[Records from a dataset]
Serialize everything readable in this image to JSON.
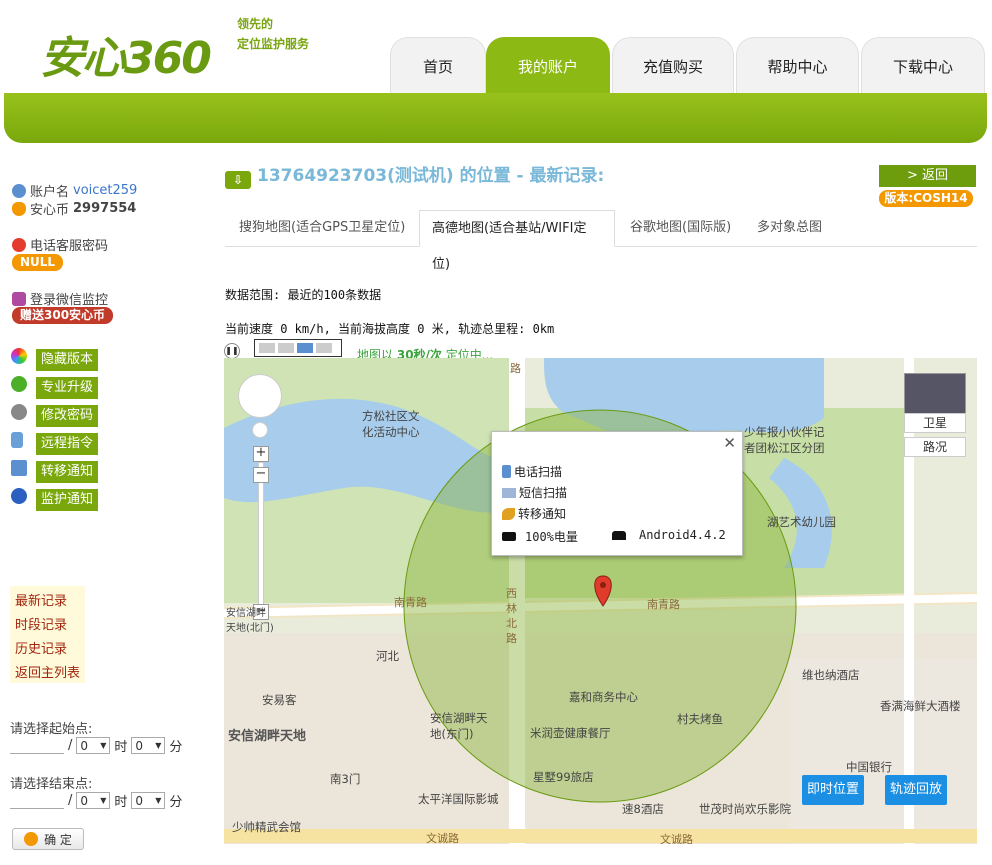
{
  "header": {
    "logo_text": "安心360",
    "slogan_line1": "领先的",
    "slogan_line2": "定位监护服务",
    "nav": [
      "首页",
      "我的账户",
      "充值购买",
      "帮助中心",
      "下载中心"
    ]
  },
  "sidebar": {
    "account_label": "账户名",
    "account_value": "voicet259",
    "coin_label": "安心币",
    "coin_value": "2997554",
    "phone_pw_label": "电话客服密码",
    "phone_pw_value": "NULL",
    "wechat_label": "登录微信监控",
    "wechat_bonus": "赠送300安心币",
    "menu": [
      "隐藏版本",
      "专业升级",
      "修改密码",
      "远程指令",
      "转移通知",
      "监护通知"
    ],
    "records": [
      "最新记录",
      "时段记录",
      "历史记录",
      "返回主列表"
    ],
    "start_label": "请选择起始点:",
    "end_label": "请选择结束点:",
    "hour_value": "0",
    "minute_value": "0",
    "hour_unit": "时",
    "minute_unit": "分",
    "slash": "/",
    "ok_label": "确 定"
  },
  "content": {
    "title": "13764923703(测试机) 的位置 - 最新记录:",
    "back_label": "> 返回",
    "version_label": "版本:COSH14",
    "map_tabs": [
      "搜狗地图(适合GPS卫星定位)",
      "高德地图(适合基站/WIFI定位)",
      "谷歌地图(国际版)",
      "多对象总图"
    ],
    "data_range": "数据范围: 最近的100条数据",
    "speed_line": "当前速度 0 km/h, 当前海拔高度 0 米, 轨迹总里程: 0km",
    "refresh_prefix": "地图以",
    "refresh_rate": "30秒/次",
    "refresh_suffix": "定位中..."
  },
  "map": {
    "satellite_label": "卫星",
    "traffic_label": "路况",
    "popup": {
      "phone_scan": "电话扫描",
      "sms_scan": "短信扫描",
      "transfer": "转移通知",
      "battery": "100%电量",
      "os": "Android4.4.2"
    },
    "labels": {
      "fangsong": "方松社区文化活动中心",
      "shaonian": "少年报小伙伴记者团松江区分团",
      "kindergarten": "湖艺术幼儿园",
      "nanqing_w": "南青路",
      "nanqing_e": "南青路",
      "xilin": "西林北路",
      "hebei": "河北",
      "anyi": "安易客",
      "anxin_gate": "安信湖畔天地(北门)",
      "anxin_east": "安信湖畔天地(东门)",
      "anxin": "安信湖畔天地",
      "jiahe": "嘉和商务中心",
      "cunfu": "村夫烤鱼",
      "mirun": "米润壶健康餐厅",
      "weiye": "维也纳酒店",
      "xiangman": "香满海鲜大酒楼",
      "bank": "中国银行",
      "nan3": "南3门",
      "xingxing": "星墅99旅店",
      "taipingyang": "太平洋国际影城",
      "su8": "速8酒店",
      "shimao": "世茂时尚欢乐影院",
      "wencheng1": "文诚路",
      "wencheng2": "文诚路",
      "shaoshuai": "少帅精武会馆",
      "lu_top": "路"
    },
    "btn_now": "即时位置",
    "btn_track": "轨迹回放"
  }
}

_Given problem_
Restate the listing above word for word, and skip the pictures.

_Problem solution_
Serialize everything readable in this image to JSON.
{
  "header": {
    "logo_text": "安心360",
    "slogan_line1": "领先的",
    "slogan_line2": "定位监护服务",
    "nav": [
      "首页",
      "我的账户",
      "充值购买",
      "帮助中心",
      "下载中心"
    ]
  },
  "sidebar": {
    "account_label": "账户名",
    "account_value": "voicet259",
    "coin_label": "安心币",
    "coin_value": "2997554",
    "phone_pw_label": "电话客服密码",
    "phone_pw_value": "NULL",
    "wechat_label": "登录微信监控",
    "wechat_bonus": "赠送300安心币",
    "menu": [
      "隐藏版本",
      "专业升级",
      "修改密码",
      "远程指令",
      "转移通知",
      "监护通知"
    ],
    "records": [
      "最新记录",
      "时段记录",
      "历史记录",
      "返回主列表"
    ],
    "start_label": "请选择起始点:",
    "end_label": "请选择结束点:",
    "hour_value": "0",
    "minute_value": "0",
    "hour_unit": "时",
    "minute_unit": "分",
    "slash": "/",
    "ok_label": "确 定"
  },
  "content": {
    "title": "13764923703(测试机) 的位置 - 最新记录:",
    "back_label": "> 返回",
    "version_label": "版本:COSH14",
    "map_tabs": [
      "搜狗地图(适合GPS卫星定位)",
      "高德地图(适合基站/WIFI定位)",
      "谷歌地图(国际版)",
      "多对象总图"
    ],
    "data_range": "数据范围: 最近的100条数据",
    "speed_line": "当前速度 0 km/h, 当前海拔高度 0 米, 轨迹总里程: 0km",
    "refresh_prefix": "地图以",
    "refresh_rate": "30秒/次",
    "refresh_suffix": "定位中..."
  },
  "map": {
    "satellite_label": "卫星",
    "traffic_label": "路况",
    "popup": {
      "phone_scan": "电话扫描",
      "sms_scan": "短信扫描",
      "transfer": "转移通知",
      "battery": "100%电量",
      "os": "Android4.4.2"
    },
    "labels": {
      "fangsong": "方松社区文化活动中心",
      "shaonian": "少年报小伙伴记者团松江区分团",
      "kindergarten": "湖艺术幼儿园",
      "nanqing_w": "南青路",
      "nanqing_e": "南青路",
      "xilin": "西林北路",
      "hebei": "河北",
      "anyi": "安易客",
      "anxin_gate": "安信湖畔天地(北门)",
      "anxin_east": "安信湖畔天地(东门)",
      "anxin": "安信湖畔天地",
      "jiahe": "嘉和商务中心",
      "cunfu": "村夫烤鱼",
      "mirun": "米润壶健康餐厅",
      "weiye": "维也纳酒店",
      "xiangman": "香满海鲜大酒楼",
      "bank": "中国银行",
      "nan3": "南3门",
      "xingxing": "星墅99旅店",
      "taipingyang": "太平洋国际影城",
      "su8": "速8酒店",
      "shimao": "世茂时尚欢乐影院",
      "wencheng1": "文诚路",
      "wencheng2": "文诚路",
      "shaoshuai": "少帅精武会馆",
      "lu_top": "路"
    },
    "btn_now": "即时位置",
    "btn_track": "轨迹回放"
  }
}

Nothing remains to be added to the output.